To be done — Repeat the material below exactly, line for line.

====

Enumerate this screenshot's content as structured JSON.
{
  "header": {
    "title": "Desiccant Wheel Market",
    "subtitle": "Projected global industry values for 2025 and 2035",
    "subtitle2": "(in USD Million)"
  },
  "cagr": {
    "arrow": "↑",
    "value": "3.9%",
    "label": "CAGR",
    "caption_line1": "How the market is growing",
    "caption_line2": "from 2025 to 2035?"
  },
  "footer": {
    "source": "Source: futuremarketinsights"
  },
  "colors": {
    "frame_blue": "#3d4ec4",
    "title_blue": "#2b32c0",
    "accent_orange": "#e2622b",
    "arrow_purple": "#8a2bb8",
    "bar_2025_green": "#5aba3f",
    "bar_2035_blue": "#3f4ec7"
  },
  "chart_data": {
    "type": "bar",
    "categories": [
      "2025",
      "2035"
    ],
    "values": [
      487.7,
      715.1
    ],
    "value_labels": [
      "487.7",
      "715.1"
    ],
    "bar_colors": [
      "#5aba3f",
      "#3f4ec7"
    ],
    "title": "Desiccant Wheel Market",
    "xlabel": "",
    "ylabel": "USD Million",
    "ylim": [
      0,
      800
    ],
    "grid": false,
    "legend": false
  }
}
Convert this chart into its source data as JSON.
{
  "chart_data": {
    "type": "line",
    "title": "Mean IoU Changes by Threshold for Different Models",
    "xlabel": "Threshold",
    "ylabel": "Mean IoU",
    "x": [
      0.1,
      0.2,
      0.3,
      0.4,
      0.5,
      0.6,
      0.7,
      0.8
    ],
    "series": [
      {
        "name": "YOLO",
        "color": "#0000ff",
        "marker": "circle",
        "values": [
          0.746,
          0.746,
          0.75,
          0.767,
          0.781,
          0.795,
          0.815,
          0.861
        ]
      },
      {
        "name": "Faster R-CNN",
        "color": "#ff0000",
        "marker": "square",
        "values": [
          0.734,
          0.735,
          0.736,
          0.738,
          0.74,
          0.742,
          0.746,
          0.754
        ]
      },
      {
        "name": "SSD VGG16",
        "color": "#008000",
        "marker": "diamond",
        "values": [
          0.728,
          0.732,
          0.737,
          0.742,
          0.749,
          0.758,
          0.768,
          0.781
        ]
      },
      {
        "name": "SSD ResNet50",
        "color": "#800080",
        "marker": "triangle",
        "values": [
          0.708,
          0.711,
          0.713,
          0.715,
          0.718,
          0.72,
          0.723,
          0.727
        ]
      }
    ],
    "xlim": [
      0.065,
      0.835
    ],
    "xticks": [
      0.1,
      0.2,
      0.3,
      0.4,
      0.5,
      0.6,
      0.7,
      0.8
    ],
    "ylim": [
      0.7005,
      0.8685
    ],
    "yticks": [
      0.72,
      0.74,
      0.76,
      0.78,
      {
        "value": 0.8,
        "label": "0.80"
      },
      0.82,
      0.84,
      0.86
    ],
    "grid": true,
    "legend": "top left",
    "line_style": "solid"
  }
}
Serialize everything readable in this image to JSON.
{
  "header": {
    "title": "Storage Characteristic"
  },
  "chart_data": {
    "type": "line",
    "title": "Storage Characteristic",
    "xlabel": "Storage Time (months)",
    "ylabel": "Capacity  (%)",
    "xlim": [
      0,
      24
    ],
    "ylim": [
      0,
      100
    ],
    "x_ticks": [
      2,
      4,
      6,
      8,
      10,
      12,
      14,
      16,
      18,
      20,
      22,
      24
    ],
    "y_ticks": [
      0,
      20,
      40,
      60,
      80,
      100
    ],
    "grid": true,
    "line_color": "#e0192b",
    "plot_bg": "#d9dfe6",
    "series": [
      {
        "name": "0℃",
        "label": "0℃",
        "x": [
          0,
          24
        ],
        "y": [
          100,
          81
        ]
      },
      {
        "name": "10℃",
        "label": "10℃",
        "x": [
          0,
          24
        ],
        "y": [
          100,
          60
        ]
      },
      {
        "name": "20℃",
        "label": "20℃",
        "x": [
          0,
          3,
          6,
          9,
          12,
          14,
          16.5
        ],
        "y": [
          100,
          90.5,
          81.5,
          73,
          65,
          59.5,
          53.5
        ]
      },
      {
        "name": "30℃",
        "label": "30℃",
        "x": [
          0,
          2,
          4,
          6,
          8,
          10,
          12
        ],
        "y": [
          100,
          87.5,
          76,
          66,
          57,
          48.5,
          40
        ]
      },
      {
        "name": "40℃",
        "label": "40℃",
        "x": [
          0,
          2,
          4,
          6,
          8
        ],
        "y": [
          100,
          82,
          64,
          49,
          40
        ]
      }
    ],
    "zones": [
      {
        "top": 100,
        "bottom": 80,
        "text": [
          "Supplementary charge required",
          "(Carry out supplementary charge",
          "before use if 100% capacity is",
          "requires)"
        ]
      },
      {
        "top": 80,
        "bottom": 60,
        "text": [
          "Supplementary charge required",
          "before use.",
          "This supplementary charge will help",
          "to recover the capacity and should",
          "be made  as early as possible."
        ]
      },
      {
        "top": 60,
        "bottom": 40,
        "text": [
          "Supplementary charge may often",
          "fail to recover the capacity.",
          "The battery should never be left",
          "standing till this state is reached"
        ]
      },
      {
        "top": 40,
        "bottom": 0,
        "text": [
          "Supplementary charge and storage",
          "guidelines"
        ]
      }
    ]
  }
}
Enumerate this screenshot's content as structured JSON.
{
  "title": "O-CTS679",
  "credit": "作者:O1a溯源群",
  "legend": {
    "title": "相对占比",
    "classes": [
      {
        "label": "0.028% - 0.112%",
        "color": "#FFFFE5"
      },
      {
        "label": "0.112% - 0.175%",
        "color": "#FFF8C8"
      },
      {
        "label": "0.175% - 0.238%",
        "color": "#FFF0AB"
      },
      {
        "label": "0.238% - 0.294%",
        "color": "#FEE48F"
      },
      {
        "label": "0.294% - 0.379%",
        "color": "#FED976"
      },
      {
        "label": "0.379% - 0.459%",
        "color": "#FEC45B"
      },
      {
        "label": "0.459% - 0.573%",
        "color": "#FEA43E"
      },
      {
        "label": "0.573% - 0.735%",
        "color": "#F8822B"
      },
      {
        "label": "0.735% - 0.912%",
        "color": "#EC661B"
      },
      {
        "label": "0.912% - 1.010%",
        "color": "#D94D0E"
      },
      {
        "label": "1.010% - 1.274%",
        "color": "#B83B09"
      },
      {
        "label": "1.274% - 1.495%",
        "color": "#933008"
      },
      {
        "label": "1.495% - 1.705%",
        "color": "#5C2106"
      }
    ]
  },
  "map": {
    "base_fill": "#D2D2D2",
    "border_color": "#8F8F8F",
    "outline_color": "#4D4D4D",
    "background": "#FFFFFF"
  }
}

====

Final result —
Enumerate this screenshot's content as structured JSON.
{
  "header": {
    "title": "Desiccant Wheel Market",
    "subtitle": "Projected global industry values for 2025 and 2035",
    "subtitle2": "(in USD Million)"
  },
  "cagr": {
    "arrow": "↑",
    "value": "3.9%",
    "label": "CAGR",
    "caption_line1": "How the market is growing",
    "caption_line2": "from 2025 to 2035?"
  },
  "footer": {
    "source": "Source: futuremarketinsights"
  },
  "colors": {
    "frame_blue": "#3d4ec4",
    "title_blue": "#2b32c0",
    "accent_orange": "#e2622b",
    "arrow_purple": "#8a2bb8",
    "bar_2025_green": "#5aba3f",
    "bar_2035_blue": "#3f4ec7"
  },
  "chart_data": {
    "type": "bar",
    "categories": [
      "2025",
      "2035"
    ],
    "values": [
      487.7,
      715.1
    ],
    "value_labels": [
      "487.7",
      "715.1"
    ],
    "bar_colors": [
      "#5aba3f",
      "#3f4ec7"
    ],
    "title": "Desiccant Wheel Market",
    "xlabel": "",
    "ylabel": "USD Million",
    "ylim": [
      0,
      800
    ],
    "grid": false,
    "legend": false
  }
}
Convert this chart into its source data as JSON.
{
  "chart_data": {
    "type": "line",
    "title": "Mean IoU Changes by Threshold for Different Models",
    "xlabel": "Threshold",
    "ylabel": "Mean IoU",
    "x": [
      0.1,
      0.2,
      0.3,
      0.4,
      0.5,
      0.6,
      0.7,
      0.8
    ],
    "series": [
      {
        "name": "YOLO",
        "color": "#0000ff",
        "marker": "circle",
        "values": [
          0.746,
          0.746,
          0.75,
          0.767,
          0.781,
          0.795,
          0.815,
          0.861
        ]
      },
      {
        "name": "Faster R-CNN",
        "color": "#ff0000",
        "marker": "square",
        "values": [
          0.734,
          0.735,
          0.736,
          0.738,
          0.74,
          0.742,
          0.746,
          0.754
        ]
      },
      {
        "name": "SSD VGG16",
        "color": "#008000",
        "marker": "diamond",
        "values": [
          0.728,
          0.732,
          0.737,
          0.742,
          0.749,
          0.758,
          0.768,
          0.781
        ]
      },
      {
        "name": "SSD ResNet50",
        "color": "#800080",
        "marker": "triangle",
        "values": [
          0.708,
          0.711,
          0.713,
          0.715,
          0.718,
          0.72,
          0.723,
          0.727
        ]
      }
    ],
    "xlim": [
      0.065,
      0.835
    ],
    "xticks": [
      0.1,
      0.2,
      0.3,
      0.4,
      0.5,
      0.6,
      0.7,
      0.8
    ],
    "ylim": [
      0.7005,
      0.8685
    ],
    "yticks": [
      0.72,
      0.74,
      0.76,
      0.78,
      {
        "value": 0.8,
        "label": "0.80"
      },
      0.82,
      0.84,
      0.86
    ],
    "grid": true,
    "legend": "top left",
    "line_style": "solid"
  }
}
Serialize everything readable in this image to JSON.
{
  "header": {
    "title": "Storage Characteristic"
  },
  "chart_data": {
    "type": "line",
    "title": "Storage Characteristic",
    "xlabel": "Storage Time (months)",
    "ylabel": "Capacity  (%)",
    "xlim": [
      0,
      24
    ],
    "ylim": [
      0,
      100
    ],
    "x_ticks": [
      2,
      4,
      6,
      8,
      10,
      12,
      14,
      16,
      18,
      20,
      22,
      24
    ],
    "y_ticks": [
      0,
      20,
      40,
      60,
      80,
      100
    ],
    "grid": true,
    "line_color": "#e0192b",
    "plot_bg": "#d9dfe6",
    "series": [
      {
        "name": "0℃",
        "label": "0℃",
        "x": [
          0,
          24
        ],
        "y": [
          100,
          81
        ]
      },
      {
        "name": "10℃",
        "label": "10℃",
        "x": [
          0,
          24
        ],
        "y": [
          100,
          60
        ]
      },
      {
        "name": "20℃",
        "label": "20℃",
        "x": [
          0,
          3,
          6,
          9,
          12,
          14,
          16.5
        ],
        "y": [
          100,
          90.5,
          81.5,
          73,
          65,
          59.5,
          53.5
        ]
      },
      {
        "name": "30℃",
        "label": "30℃",
        "x": [
          0,
          2,
          4,
          6,
          8,
          10,
          12
        ],
        "y": [
          100,
          87.5,
          76,
          66,
          57,
          48.5,
          40
        ]
      },
      {
        "name": "40℃",
        "label": "40℃",
        "x": [
          0,
          2,
          4,
          6,
          8
        ],
        "y": [
          100,
          82,
          64,
          49,
          40
        ]
      }
    ],
    "zones": [
      {
        "top": 100,
        "bottom": 80,
        "text": [
          "Supplementary charge required",
          "(Carry out supplementary charge",
          "before use if 100% capacity is",
          "requires)"
        ]
      },
      {
        "top": 80,
        "bottom": 60,
        "text": [
          "Supplementary charge required",
          "before use.",
          "This supplementary charge will help",
          "to recover the capacity and should",
          "be made  as early as possible."
        ]
      },
      {
        "top": 60,
        "bottom": 40,
        "text": [
          "Supplementary charge may often",
          "fail to recover the capacity.",
          "The battery should never be left",
          "standing till this state is reached"
        ]
      },
      {
        "top": 40,
        "bottom": 0,
        "text": [
          "Supplementary charge and storage",
          "guidelines"
        ]
      }
    ]
  }
}
Enumerate this screenshot's content as structured JSON.
{
  "title": "O-CTS679",
  "credit": "作者:O1a溯源群",
  "legend": {
    "title": "相对占比",
    "classes": [
      {
        "label": "0.028% - 0.112%",
        "color": "#FFFFE5"
      },
      {
        "label": "0.112% - 0.175%",
        "color": "#FFF8C8"
      },
      {
        "label": "0.175% - 0.238%",
        "color": "#FFF0AB"
      },
      {
        "label": "0.238% - 0.294%",
        "color": "#FEE48F"
      },
      {
        "label": "0.294% - 0.379%",
        "color": "#FED976"
      },
      {
        "label": "0.379% - 0.459%",
        "color": "#FEC45B"
      },
      {
        "label": "0.459% - 0.573%",
        "color": "#FEA43E"
      },
      {
        "label": "0.573% - 0.735%",
        "color": "#F8822B"
      },
      {
        "label": "0.735% - 0.912%",
        "color": "#EC661B"
      },
      {
        "label": "0.912% - 1.010%",
        "color": "#D94D0E"
      },
      {
        "label": "1.010% - 1.274%",
        "color": "#B83B09"
      },
      {
        "label": "1.274% - 1.495%",
        "color": "#933008"
      },
      {
        "label": "1.495% - 1.705%",
        "color": "#5C2106"
      }
    ]
  },
  "map": {
    "base_fill": "#D2D2D2",
    "border_color": "#8F8F8F",
    "outline_color": "#4D4D4D",
    "background": "#FFFFFF"
  }
}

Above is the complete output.